--- Begin Items ---
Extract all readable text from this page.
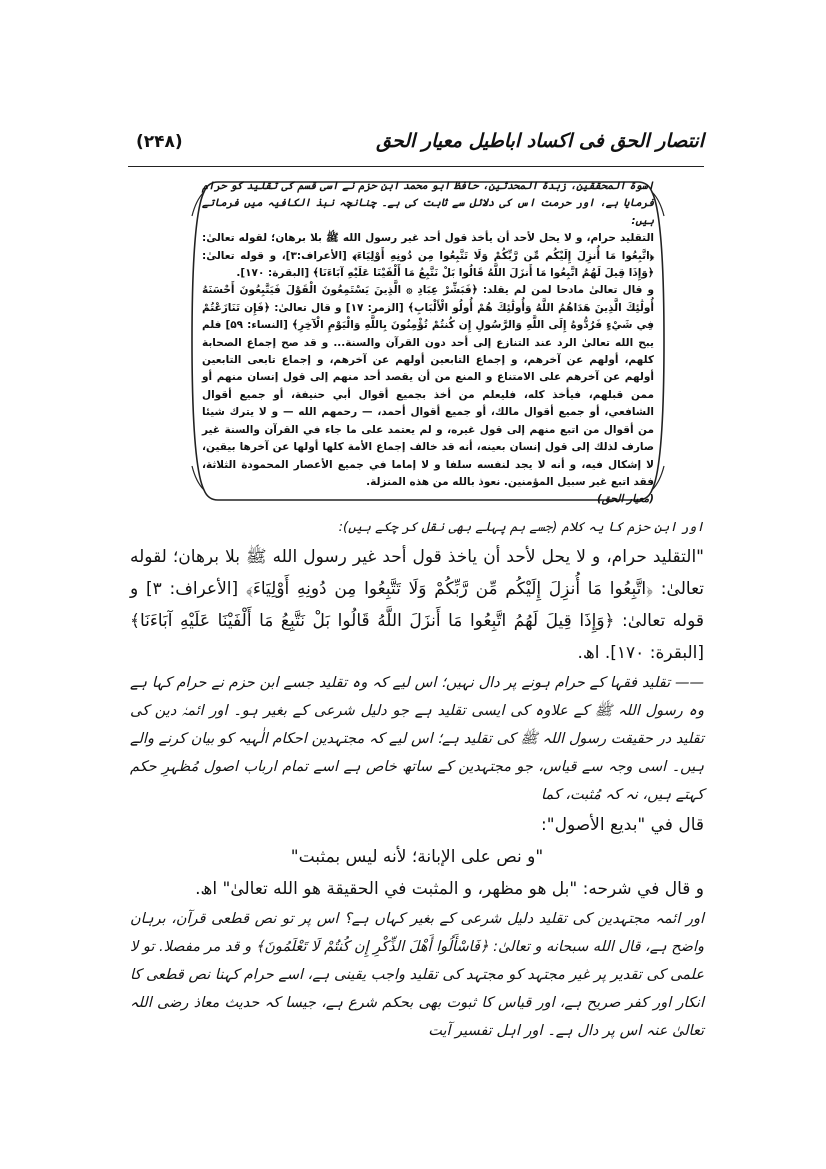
انتصار الحق فی اکساد اباطیل معیار الحق
(۲۴۸)

اسوۃ المحققین، زبدۃ المحدثین، حافظ ابو محمد ابن حزم نے اسی قسم کی تقلید کو حرام فرمایا ہے، اور حرمت اس کی دلائل سے ثابت کی ہے۔ چنانچہ نبذ الکافیہ میں فرماتے ہیں:

التقلید حرام، و لا یحل لأحد أن یأخذ قول أحد غیر رسول الله ﷺ بلا برهان؛ لقوله تعالیٰ: ﴿اتَّبِعُوا مَا أُنزِلَ إِلَيْكُم مِّن رَّبِّكُمْ وَلَا تَتَّبِعُوا مِن دُونِهِ أَوْلِيَاءَ﴾ [الأعراف:۳]، و قوله تعالیٰ: ﴿وَإِذَا قِيلَ لَهُمُ اتَّبِعُوا مَا أَنزَلَ اللَّهُ قَالُوا بَلْ نَتَّبِعُ مَا أَلْفَيْنَا عَلَيْهِ آبَاءَنَا﴾ [البقرة: ۱۷۰].

و قال تعالیٰ مادحا لمن لم یقلد: ﴿فَبَشِّرْ عِبَادِ ۞ الَّذِينَ يَسْتَمِعُونَ الْقَوْلَ فَيَتَّبِعُونَ أَحْسَنَهُ أُولَٰئِكَ الَّذِينَ هَدَاهُمُ اللَّهُ وَأُولَٰئِكَ هُمْ أُولُو الْأَلْبَابِ﴾ [الزمر: ۱۷] و قال تعالیٰ: ﴿فَإِن تَنَازَعْتُمْ فِي شَيْءٍ فَرُدُّوهُ إِلَى اللَّهِ وَالرَّسُولِ إِن كُنتُمْ تُؤْمِنُونَ بِاللَّهِ وَالْيَوْمِ الْآخِرِ﴾ [النساء: ۵۹] فلم یبح الله تعالیٰ الرد عند التنازع إلی أحد دون القرآن والسنة... و قد صح إجماع الصحابة كلهم، أولهم عن آخرهم، و إجماع التابعین أولهم عن آخرهم، و إجماع تابعی التابعین أولهم عن آخرهم علی الامتناع و المنع من أن یقصد أحد منهم إلی قول إنسان منهم أو ممن قبلهم، فیأخذ كله، فلیعلم من أخذ بجمیع أقوال أبي حنیفة، أو جمیع أقوال الشافعي، أو جمیع أقوال مالك، أو جمیع أقوال أحمد، — رحمهم الله — و لا یترك شیئا من أقوال من اتبع منهم إلی قول غیره، و لم یعتمد علی ما جاء في القرآن والسنة غیر صارف لذلك إلی قول إنسان بعینه، أنه قد خالف إجماع الأمة كلها أولها عن آخرها بیقین، لا إشكال فیه، و أنه لا یجد لنفسه سلفا و لا إماما في جمیع الأعصار المحمودة الثلاثة، فقد اتبع غیر سبیل المؤمنین. نعوذ بالله من هذه المنزلة.

(معیار الحق)

اور ابن حزم کا یہ کلام (جسے ہم پہلے بھی نقل کر چکے ہیں):

"التقلید حرام، و لا یحل لأحد أن یاخذ قول أحد غیر رسول الله ﷺ بلا برهان؛ لقوله تعالیٰ: ﴿اتَّبِعُوا مَا أُنزِلَ إِلَيْكُم مِّن رَّبِّكُمْ وَلَا تَتَّبِعُوا مِن دُونِهِ أَوْلِيَاءَ﴾ [الأعراف: ۳] و قوله تعالیٰ: ﴿وَإِذَا قِيلَ لَهُمُ اتَّبِعُوا مَا أَنزَلَ اللَّهُ قَالُوا بَلْ نَتَّبِعُ مَا أَلْفَيْنَا عَلَيْهِ آبَاءَنَا﴾ [البقرة: ۱۷۰]. اھ.

—— تقلید فقہا کے حرام ہونے پر دال نہیں؛ اس لیے کہ وہ تقلید جسے ابن حزم نے حرام کہا ہے وہ رسول اللہ ﷺ کے علاوہ کی ایسی تقلید ہے جو دلیل شرعی کے بغیر ہو۔ اور ائمہٗ دین کی تقلید در حقیقت رسول اللہ ﷺ کی تقلید ہے؛ اس لیے کہ مجتہدین احکام الٰہیہ کو بیان کرنے والے ہیں۔ اسی وجہ سے قیاس، جو مجتہدین کے ساتھ خاص ہے اسے تمام ارباب اصول مُظہرِ حکم کہتے ہیں، نہ کہ مُثبت، کما

قال في "بدیع الأصول":

"و نص علی الإبانة؛ لأنه لیس بمثبت"

و قال في شرحه: "بل هو مظهر، و المثبت في الحقیقة هو الله تعالیٰ" اھ.

اور ائمہ مجتہدین کی تقلید دلیل شرعی کے بغیر کہاں ہے؟ اس پر تو نص قطعی قرآن، برہان واضح ہے، قال الله سبحانه و تعالیٰ: ﴿فَاسْأَلُوا أَهْلَ الذِّكْرِ إِن كُنتُمْ لَا تَعْلَمُونَ﴾ و قد مر مفصلا. تو لا علمی کی تقدیر پر غیر مجتہد کو مجتہد کی تقلید واجب یقینی ہے، اسے حرام کہنا نص قطعی کا انکار اور کفر صریح ہے، اور قیاس کا ثبوت بھی بحکم شرع ہے، جیسا کہ حدیث معاذ رضی اللہ تعالیٰ عنہ اس پر دال ہے۔ اور اہل تفسیر آیت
--- End Items ---
Directions for this task => Quote everything in the listing above exactly; pictures are the only thing to omit.

Solution =>
Extract all readable text from this page.
انتصار الحق فی اکساد اباطیل معیار الحق
(۲۴۸)

اسوۃ المحققین، زبدۃ المحدثین، حافظ ابو محمد ابن حزم نے اسی قسم کی تقلید کو حرام فرمایا ہے، اور حرمت اس کی دلائل سے ثابت کی ہے۔ چنانچہ نبذ الکافیہ میں فرماتے ہیں:

التقلید حرام، و لا یحل لأحد أن یأخذ قول أحد غیر رسول الله ﷺ بلا برهان؛ لقوله تعالیٰ: ﴿اتَّبِعُوا مَا أُنزِلَ إِلَيْكُم مِّن رَّبِّكُمْ وَلَا تَتَّبِعُوا مِن دُونِهِ أَوْلِيَاءَ﴾ [الأعراف:۳]، و قوله تعالیٰ: ﴿وَإِذَا قِيلَ لَهُمُ اتَّبِعُوا مَا أَنزَلَ اللَّهُ قَالُوا بَلْ نَتَّبِعُ مَا أَلْفَيْنَا عَلَيْهِ آبَاءَنَا﴾ [البقرة: ۱۷۰].

و قال تعالیٰ مادحا لمن لم یقلد: ﴿فَبَشِّرْ عِبَادِ ۞ الَّذِينَ يَسْتَمِعُونَ الْقَوْلَ فَيَتَّبِعُونَ أَحْسَنَهُ أُولَٰئِكَ الَّذِينَ هَدَاهُمُ اللَّهُ وَأُولَٰئِكَ هُمْ أُولُو الْأَلْبَابِ﴾ [الزمر: ۱۷] و قال تعالیٰ: ﴿فَإِن تَنَازَعْتُمْ فِي شَيْءٍ فَرُدُّوهُ إِلَى اللَّهِ وَالرَّسُولِ إِن كُنتُمْ تُؤْمِنُونَ بِاللَّهِ وَالْيَوْمِ الْآخِرِ﴾ [النساء: ۵۹] فلم یبح الله تعالیٰ الرد عند التنازع إلی أحد دون القرآن والسنة... و قد صح إجماع الصحابة كلهم، أولهم عن آخرهم، و إجماع التابعین أولهم عن آخرهم، و إجماع تابعی التابعین أولهم عن آخرهم علی الامتناع و المنع من أن یقصد أحد منهم إلی قول إنسان منهم أو ممن قبلهم، فیأخذ كله، فلیعلم من أخذ بجمیع أقوال أبي حنیفة، أو جمیع أقوال الشافعي، أو جمیع أقوال مالك، أو جمیع أقوال أحمد، — رحمهم الله — و لا یترك شیئا من أقوال من اتبع منهم إلی قول غیره، و لم یعتمد علی ما جاء في القرآن والسنة غیر صارف لذلك إلی قول إنسان بعینه، أنه قد خالف إجماع الأمة كلها أولها عن آخرها بیقین، لا إشكال فیه، و أنه لا یجد لنفسه سلفا و لا إماما في جمیع الأعصار المحمودة الثلاثة، فقد اتبع غیر سبیل المؤمنین. نعوذ بالله من هذه المنزلة.

(معیار الحق)

اور ابن حزم کا یہ کلام (جسے ہم پہلے بھی نقل کر چکے ہیں):

"التقلید حرام، و لا یحل لأحد أن یاخذ قول أحد غیر رسول الله ﷺ بلا برهان؛ لقوله تعالیٰ: ﴿اتَّبِعُوا مَا أُنزِلَ إِلَيْكُم مِّن رَّبِّكُمْ وَلَا تَتَّبِعُوا مِن دُونِهِ أَوْلِيَاءَ﴾ [الأعراف: ۳] و قوله تعالیٰ: ﴿وَإِذَا قِيلَ لَهُمُ اتَّبِعُوا مَا أَنزَلَ اللَّهُ قَالُوا بَلْ نَتَّبِعُ مَا أَلْفَيْنَا عَلَيْهِ آبَاءَنَا﴾ [البقرة: ۱۷۰]. اھ.

—— تقلید فقہا کے حرام ہونے پر دال نہیں؛ اس لیے کہ وہ تقلید جسے ابن حزم نے حرام کہا ہے وہ رسول اللہ ﷺ کے علاوہ کی ایسی تقلید ہے جو دلیل شرعی کے بغیر ہو۔ اور ائمہٗ دین کی تقلید در حقیقت رسول اللہ ﷺ کی تقلید ہے؛ اس لیے کہ مجتہدین احکام الٰہیہ کو بیان کرنے والے ہیں۔ اسی وجہ سے قیاس، جو مجتہدین کے ساتھ خاص ہے اسے تمام ارباب اصول مُظہرِ حکم کہتے ہیں، نہ کہ مُثبت، کما

قال في "بدیع الأصول":

"و نص علی الإبانة؛ لأنه لیس بمثبت"

و قال في شرحه: "بل هو مظهر، و المثبت في الحقیقة هو الله تعالیٰ" اھ.

اور ائمہ مجتہدین کی تقلید دلیل شرعی کے بغیر کہاں ہے؟ اس پر تو نص قطعی قرآن، برہان واضح ہے، قال الله سبحانه و تعالیٰ: ﴿فَاسْأَلُوا أَهْلَ الذِّكْرِ إِن كُنتُمْ لَا تَعْلَمُونَ﴾ و قد مر مفصلا. تو لا علمی کی تقدیر پر غیر مجتہد کو مجتہد کی تقلید واجب یقینی ہے، اسے حرام کہنا نص قطعی کا انکار اور کفر صریح ہے، اور قیاس کا ثبوت بھی بحکم شرع ہے، جیسا کہ حدیث معاذ رضی اللہ تعالیٰ عنہ اس پر دال ہے۔ اور اہل تفسیر آیت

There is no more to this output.